WHAT YOU HAVE TO DO ▸ Return each line of the data below verbatim; pictures are to be left out.

RAW RECORDS ▸
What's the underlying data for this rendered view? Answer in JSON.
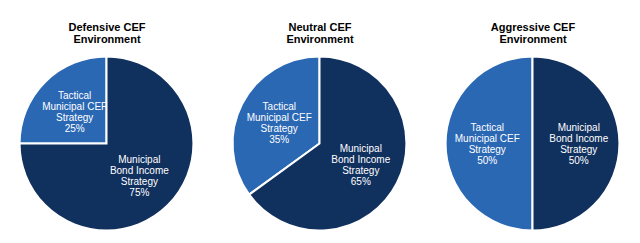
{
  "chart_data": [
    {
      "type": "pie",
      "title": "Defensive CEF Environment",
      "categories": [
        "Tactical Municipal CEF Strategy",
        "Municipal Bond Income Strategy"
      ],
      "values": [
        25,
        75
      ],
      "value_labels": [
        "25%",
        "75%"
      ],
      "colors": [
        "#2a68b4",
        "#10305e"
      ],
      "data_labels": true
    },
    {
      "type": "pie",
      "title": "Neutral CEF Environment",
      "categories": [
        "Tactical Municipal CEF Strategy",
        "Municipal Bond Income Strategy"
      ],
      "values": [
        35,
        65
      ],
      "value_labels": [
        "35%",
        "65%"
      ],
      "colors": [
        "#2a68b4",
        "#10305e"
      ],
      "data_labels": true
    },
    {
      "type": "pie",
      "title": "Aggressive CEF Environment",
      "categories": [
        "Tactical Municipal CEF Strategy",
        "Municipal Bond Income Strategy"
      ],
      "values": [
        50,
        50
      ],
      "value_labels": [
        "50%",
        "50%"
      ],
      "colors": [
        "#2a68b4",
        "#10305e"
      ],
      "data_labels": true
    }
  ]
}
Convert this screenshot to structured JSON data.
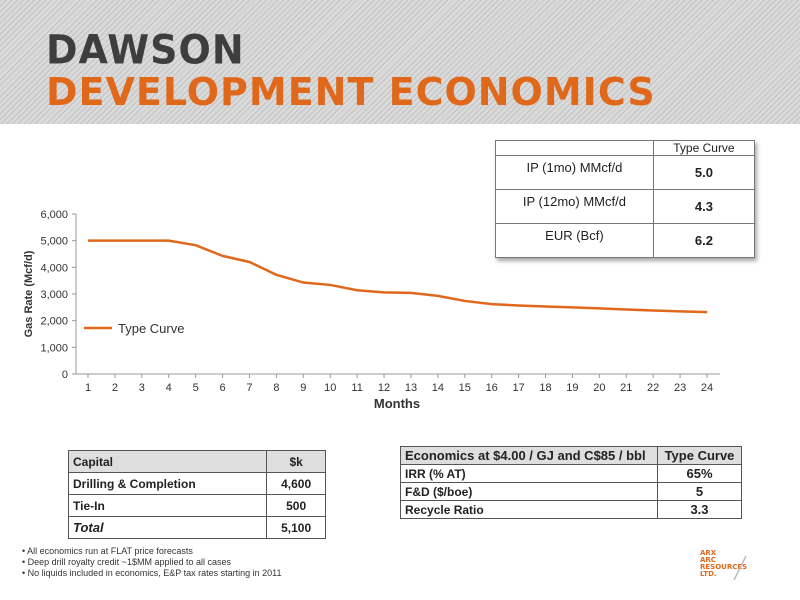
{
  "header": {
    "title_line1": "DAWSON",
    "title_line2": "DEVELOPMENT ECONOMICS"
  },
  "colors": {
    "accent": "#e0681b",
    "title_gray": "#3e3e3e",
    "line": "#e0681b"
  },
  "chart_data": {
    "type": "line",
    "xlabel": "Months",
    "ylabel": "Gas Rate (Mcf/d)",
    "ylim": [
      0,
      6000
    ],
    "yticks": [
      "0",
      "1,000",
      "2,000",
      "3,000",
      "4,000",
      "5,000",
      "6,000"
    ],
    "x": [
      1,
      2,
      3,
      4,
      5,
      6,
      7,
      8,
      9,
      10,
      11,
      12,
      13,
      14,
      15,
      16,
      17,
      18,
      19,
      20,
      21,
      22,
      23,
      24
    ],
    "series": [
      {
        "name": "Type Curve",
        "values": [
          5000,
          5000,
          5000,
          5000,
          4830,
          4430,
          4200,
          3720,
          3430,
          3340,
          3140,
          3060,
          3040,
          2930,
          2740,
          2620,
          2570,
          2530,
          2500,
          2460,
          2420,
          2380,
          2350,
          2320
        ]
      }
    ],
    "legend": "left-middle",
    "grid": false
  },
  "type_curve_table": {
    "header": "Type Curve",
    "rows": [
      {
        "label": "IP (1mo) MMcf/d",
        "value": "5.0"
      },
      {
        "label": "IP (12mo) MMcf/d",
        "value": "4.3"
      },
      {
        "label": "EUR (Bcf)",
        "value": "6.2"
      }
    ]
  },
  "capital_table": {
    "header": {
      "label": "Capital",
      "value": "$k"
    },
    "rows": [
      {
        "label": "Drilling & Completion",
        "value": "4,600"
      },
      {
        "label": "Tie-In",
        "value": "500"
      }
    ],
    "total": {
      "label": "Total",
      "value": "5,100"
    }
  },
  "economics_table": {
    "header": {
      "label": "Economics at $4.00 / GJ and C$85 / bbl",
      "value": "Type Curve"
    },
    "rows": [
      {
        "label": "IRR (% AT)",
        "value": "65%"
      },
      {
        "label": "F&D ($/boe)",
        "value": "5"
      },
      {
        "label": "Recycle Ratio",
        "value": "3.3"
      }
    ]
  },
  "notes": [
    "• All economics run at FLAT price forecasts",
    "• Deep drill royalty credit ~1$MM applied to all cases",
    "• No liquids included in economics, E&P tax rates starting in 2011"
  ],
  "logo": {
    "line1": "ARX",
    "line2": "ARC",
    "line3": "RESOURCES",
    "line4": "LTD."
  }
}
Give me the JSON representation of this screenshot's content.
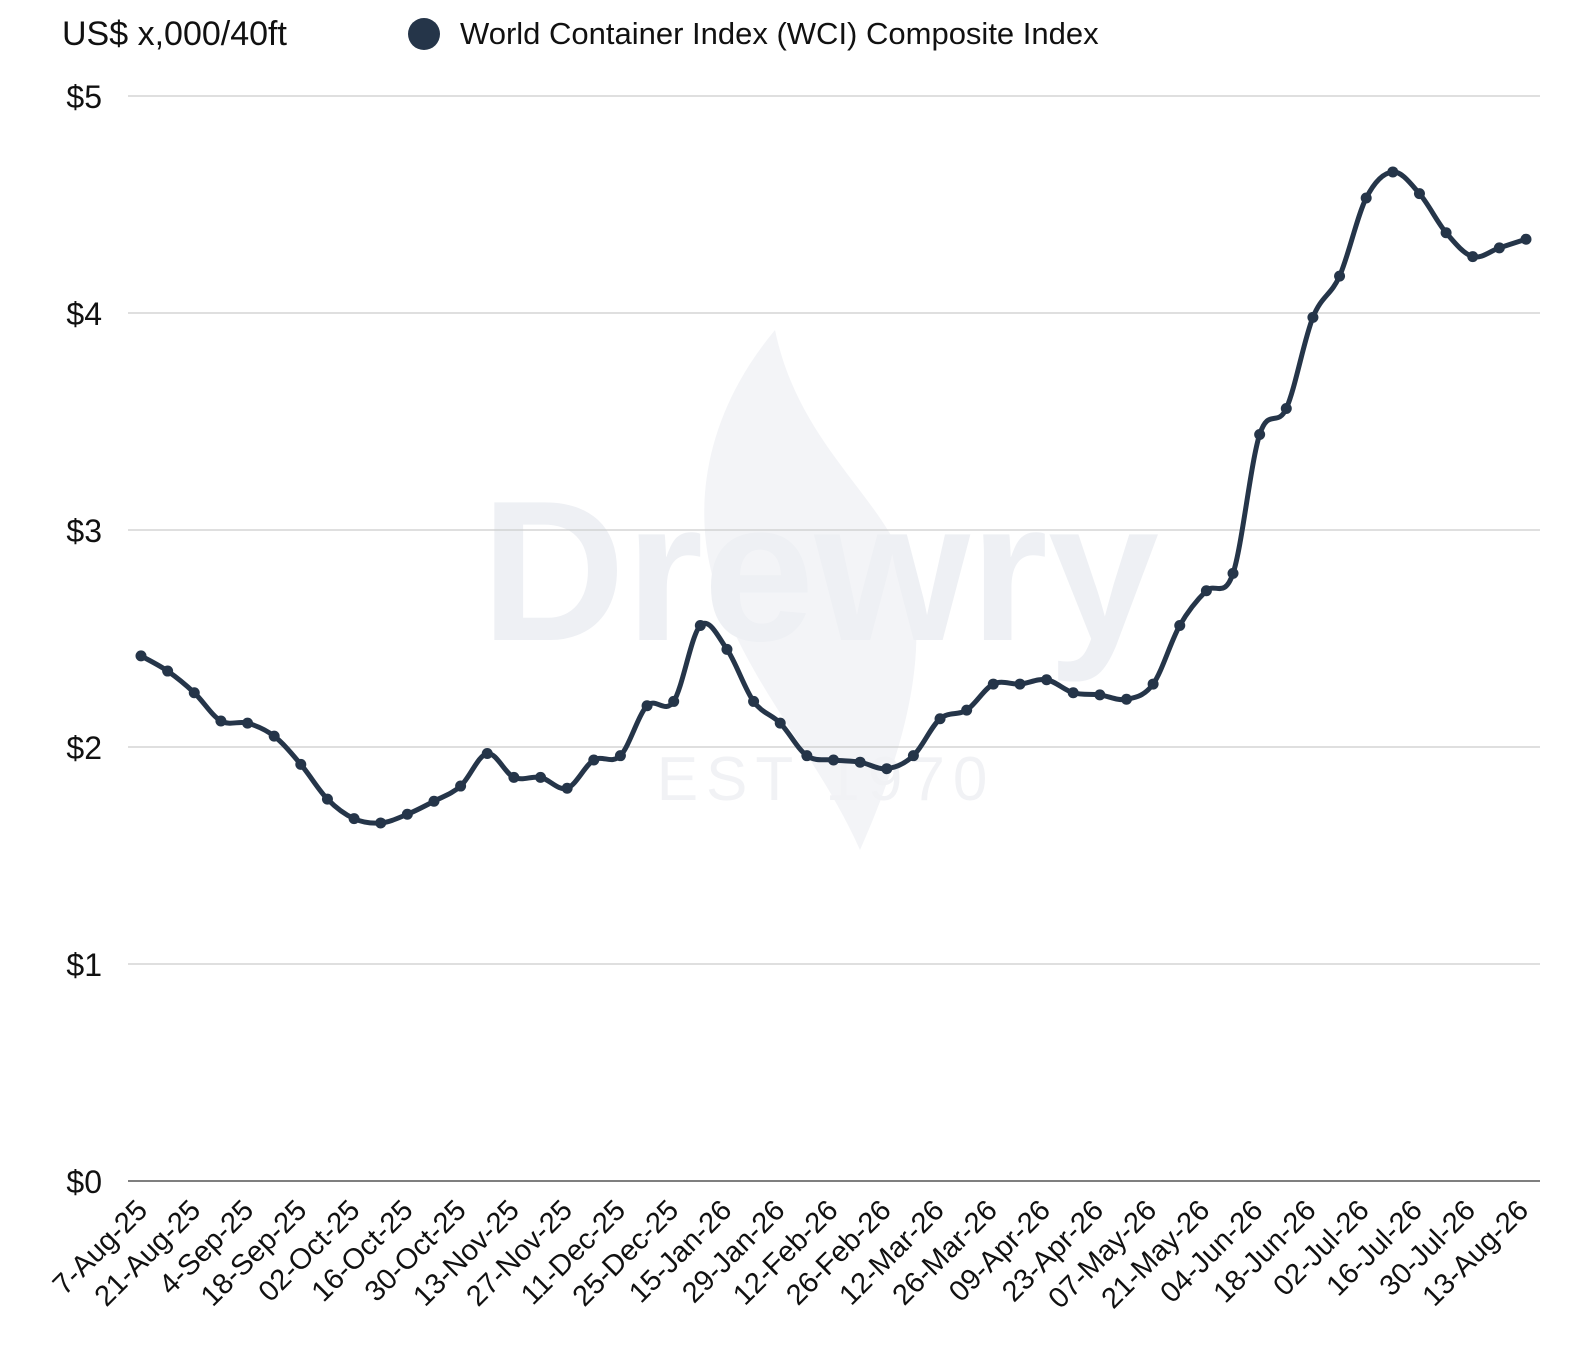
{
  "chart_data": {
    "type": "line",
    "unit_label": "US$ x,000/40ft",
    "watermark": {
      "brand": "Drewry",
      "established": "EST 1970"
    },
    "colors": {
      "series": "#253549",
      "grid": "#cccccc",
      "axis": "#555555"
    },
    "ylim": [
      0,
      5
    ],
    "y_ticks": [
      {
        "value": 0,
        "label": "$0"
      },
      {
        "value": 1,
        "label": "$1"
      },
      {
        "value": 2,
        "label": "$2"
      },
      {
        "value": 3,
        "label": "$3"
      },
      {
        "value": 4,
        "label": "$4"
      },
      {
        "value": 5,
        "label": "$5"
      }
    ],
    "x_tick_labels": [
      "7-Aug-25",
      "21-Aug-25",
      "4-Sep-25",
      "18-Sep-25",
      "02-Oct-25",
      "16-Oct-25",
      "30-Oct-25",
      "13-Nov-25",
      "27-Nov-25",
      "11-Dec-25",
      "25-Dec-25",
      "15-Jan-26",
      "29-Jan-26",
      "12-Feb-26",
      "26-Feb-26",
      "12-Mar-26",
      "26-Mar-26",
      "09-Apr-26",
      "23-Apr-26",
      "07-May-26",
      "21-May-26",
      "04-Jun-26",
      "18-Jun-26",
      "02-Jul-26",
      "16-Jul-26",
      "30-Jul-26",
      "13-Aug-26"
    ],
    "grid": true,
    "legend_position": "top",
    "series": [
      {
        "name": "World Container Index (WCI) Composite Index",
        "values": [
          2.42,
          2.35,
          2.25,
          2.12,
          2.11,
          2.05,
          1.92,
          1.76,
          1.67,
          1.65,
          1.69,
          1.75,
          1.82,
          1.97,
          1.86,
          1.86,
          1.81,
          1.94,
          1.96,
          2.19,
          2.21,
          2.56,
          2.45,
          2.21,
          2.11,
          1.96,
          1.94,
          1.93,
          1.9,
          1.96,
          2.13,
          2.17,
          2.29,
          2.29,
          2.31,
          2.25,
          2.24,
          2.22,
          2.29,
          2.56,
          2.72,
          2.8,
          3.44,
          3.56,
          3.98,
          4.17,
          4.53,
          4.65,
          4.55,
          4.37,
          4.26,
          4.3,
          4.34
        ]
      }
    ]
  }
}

ANSWER TO THIS PROBLEM ▸
What's the underlying data for this rendered view? Answer in JSON.
{
  "chart_data": [
    {
      "type": "pie",
      "title": "Defensive CEF Environment",
      "categories": [
        "Tactical Municipal CEF Strategy",
        "Municipal Bond Income Strategy"
      ],
      "values": [
        25,
        75
      ],
      "value_labels": [
        "25%",
        "75%"
      ],
      "colors": [
        "#2a68b4",
        "#10305e"
      ],
      "data_labels": true
    },
    {
      "type": "pie",
      "title": "Neutral CEF Environment",
      "categories": [
        "Tactical Municipal CEF Strategy",
        "Municipal Bond Income Strategy"
      ],
      "values": [
        35,
        65
      ],
      "value_labels": [
        "35%",
        "65%"
      ],
      "colors": [
        "#2a68b4",
        "#10305e"
      ],
      "data_labels": true
    },
    {
      "type": "pie",
      "title": "Aggressive CEF Environment",
      "categories": [
        "Tactical Municipal CEF Strategy",
        "Municipal Bond Income Strategy"
      ],
      "values": [
        50,
        50
      ],
      "value_labels": [
        "50%",
        "50%"
      ],
      "colors": [
        "#2a68b4",
        "#10305e"
      ],
      "data_labels": true
    }
  ]
}
Convert this screenshot to structured JSON data.
{
  "header": {
    "title_line1": "DAWSON",
    "title_line2": "DEVELOPMENT ECONOMICS"
  },
  "colors": {
    "accent": "#e0681b",
    "title_gray": "#3e3e3e",
    "line": "#e0681b"
  },
  "chart_data": {
    "type": "line",
    "xlabel": "Months",
    "ylabel": "Gas Rate (Mcf/d)",
    "ylim": [
      0,
      6000
    ],
    "yticks": [
      "0",
      "1,000",
      "2,000",
      "3,000",
      "4,000",
      "5,000",
      "6,000"
    ],
    "x": [
      1,
      2,
      3,
      4,
      5,
      6,
      7,
      8,
      9,
      10,
      11,
      12,
      13,
      14,
      15,
      16,
      17,
      18,
      19,
      20,
      21,
      22,
      23,
      24
    ],
    "series": [
      {
        "name": "Type Curve",
        "values": [
          5000,
          5000,
          5000,
          5000,
          4830,
          4430,
          4200,
          3720,
          3430,
          3340,
          3140,
          3060,
          3040,
          2930,
          2740,
          2620,
          2570,
          2530,
          2500,
          2460,
          2420,
          2380,
          2350,
          2320
        ]
      }
    ],
    "legend": "left-middle",
    "grid": false
  },
  "type_curve_table": {
    "header": "Type Curve",
    "rows": [
      {
        "label": "IP (1mo) MMcf/d",
        "value": "5.0"
      },
      {
        "label": "IP (12mo) MMcf/d",
        "value": "4.3"
      },
      {
        "label": "EUR (Bcf)",
        "value": "6.2"
      }
    ]
  },
  "capital_table": {
    "header": {
      "label": "Capital",
      "value": "$k"
    },
    "rows": [
      {
        "label": "Drilling & Completion",
        "value": "4,600"
      },
      {
        "label": "Tie-In",
        "value": "500"
      }
    ],
    "total": {
      "label": "Total",
      "value": "5,100"
    }
  },
  "economics_table": {
    "header": {
      "label": "Economics at $4.00 / GJ and C$85 / bbl",
      "value": "Type Curve"
    },
    "rows": [
      {
        "label": "IRR (% AT)",
        "value": "65%"
      },
      {
        "label": "F&D ($/boe)",
        "value": "5"
      },
      {
        "label": "Recycle Ratio",
        "value": "3.3"
      }
    ]
  },
  "notes": [
    "• All economics run at FLAT price forecasts",
    "• Deep drill royalty credit ~1$MM applied to all cases",
    "• No liquids included in economics, E&P tax rates starting in 2011"
  ],
  "logo": {
    "line1": "ARX",
    "line2": "ARC",
    "line3": "RESOURCES",
    "line4": "LTD."
  }
}
Give me the JSON representation of this screenshot's content.
{
  "chart_data": {
    "type": "line",
    "unit_label": "US$ x,000/40ft",
    "watermark": {
      "brand": "Drewry",
      "established": "EST 1970"
    },
    "colors": {
      "series": "#253549",
      "grid": "#cccccc",
      "axis": "#555555"
    },
    "ylim": [
      0,
      5
    ],
    "y_ticks": [
      {
        "value": 0,
        "label": "$0"
      },
      {
        "value": 1,
        "label": "$1"
      },
      {
        "value": 2,
        "label": "$2"
      },
      {
        "value": 3,
        "label": "$3"
      },
      {
        "value": 4,
        "label": "$4"
      },
      {
        "value": 5,
        "label": "$5"
      }
    ],
    "x_tick_labels": [
      "7-Aug-25",
      "21-Aug-25",
      "4-Sep-25",
      "18-Sep-25",
      "02-Oct-25",
      "16-Oct-25",
      "30-Oct-25",
      "13-Nov-25",
      "27-Nov-25",
      "11-Dec-25",
      "25-Dec-25",
      "15-Jan-26",
      "29-Jan-26",
      "12-Feb-26",
      "26-Feb-26",
      "12-Mar-26",
      "26-Mar-26",
      "09-Apr-26",
      "23-Apr-26",
      "07-May-26",
      "21-May-26",
      "04-Jun-26",
      "18-Jun-26",
      "02-Jul-26",
      "16-Jul-26",
      "30-Jul-26",
      "13-Aug-26"
    ],
    "grid": true,
    "legend_position": "top",
    "series": [
      {
        "name": "World Container Index (WCI) Composite Index",
        "values": [
          2.42,
          2.35,
          2.25,
          2.12,
          2.11,
          2.05,
          1.92,
          1.76,
          1.67,
          1.65,
          1.69,
          1.75,
          1.82,
          1.97,
          1.86,
          1.86,
          1.81,
          1.94,
          1.96,
          2.19,
          2.21,
          2.56,
          2.45,
          2.21,
          2.11,
          1.96,
          1.94,
          1.93,
          1.9,
          1.96,
          2.13,
          2.17,
          2.29,
          2.29,
          2.31,
          2.25,
          2.24,
          2.22,
          2.29,
          2.56,
          2.72,
          2.8,
          3.44,
          3.56,
          3.98,
          4.17,
          4.53,
          4.65,
          4.55,
          4.37,
          4.26,
          4.3,
          4.34
        ]
      }
    ]
  }
}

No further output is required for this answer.